◆ **Exercise directions**
Reproduce the complete listing without any deviation.

[Records about charts and figures]
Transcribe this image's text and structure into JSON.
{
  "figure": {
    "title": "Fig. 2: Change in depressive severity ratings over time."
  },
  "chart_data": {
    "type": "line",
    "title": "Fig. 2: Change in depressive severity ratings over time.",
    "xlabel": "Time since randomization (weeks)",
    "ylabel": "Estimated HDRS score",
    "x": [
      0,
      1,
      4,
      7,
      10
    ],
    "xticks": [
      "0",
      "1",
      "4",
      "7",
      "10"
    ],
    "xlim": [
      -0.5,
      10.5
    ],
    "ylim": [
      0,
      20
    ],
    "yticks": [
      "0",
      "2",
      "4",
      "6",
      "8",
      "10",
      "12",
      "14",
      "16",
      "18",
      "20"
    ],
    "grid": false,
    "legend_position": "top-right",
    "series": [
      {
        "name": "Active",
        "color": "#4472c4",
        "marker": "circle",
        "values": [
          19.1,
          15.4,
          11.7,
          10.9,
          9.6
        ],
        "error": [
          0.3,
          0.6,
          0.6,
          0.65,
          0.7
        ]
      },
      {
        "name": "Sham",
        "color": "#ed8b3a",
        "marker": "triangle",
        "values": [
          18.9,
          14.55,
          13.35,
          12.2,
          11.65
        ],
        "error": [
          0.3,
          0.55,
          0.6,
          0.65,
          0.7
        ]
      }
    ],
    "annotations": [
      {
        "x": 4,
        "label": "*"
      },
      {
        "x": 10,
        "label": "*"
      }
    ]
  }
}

◆ **Solution for this exercise**
Transcribe this image's text and structure into JSON.
{
  "figure": {
    "title": "Fig. 2: Change in depressive severity ratings over time."
  },
  "chart_data": {
    "type": "line",
    "title": "Fig. 2: Change in depressive severity ratings over time.",
    "xlabel": "Time since randomization (weeks)",
    "ylabel": "Estimated HDRS score",
    "x": [
      0,
      1,
      4,
      7,
      10
    ],
    "xticks": [
      "0",
      "1",
      "4",
      "7",
      "10"
    ],
    "xlim": [
      -0.5,
      10.5
    ],
    "ylim": [
      0,
      20
    ],
    "yticks": [
      "0",
      "2",
      "4",
      "6",
      "8",
      "10",
      "12",
      "14",
      "16",
      "18",
      "20"
    ],
    "grid": false,
    "legend_position": "top-right",
    "series": [
      {
        "name": "Active",
        "color": "#4472c4",
        "marker": "circle",
        "values": [
          19.1,
          15.4,
          11.7,
          10.9,
          9.6
        ],
        "error": [
          0.3,
          0.6,
          0.6,
          0.65,
          0.7
        ]
      },
      {
        "name": "Sham",
        "color": "#ed8b3a",
        "marker": "triangle",
        "values": [
          18.9,
          14.55,
          13.35,
          12.2,
          11.65
        ],
        "error": [
          0.3,
          0.55,
          0.6,
          0.65,
          0.7
        ]
      }
    ],
    "annotations": [
      {
        "x": 4,
        "label": "*"
      },
      {
        "x": 10,
        "label": "*"
      }
    ]
  }
}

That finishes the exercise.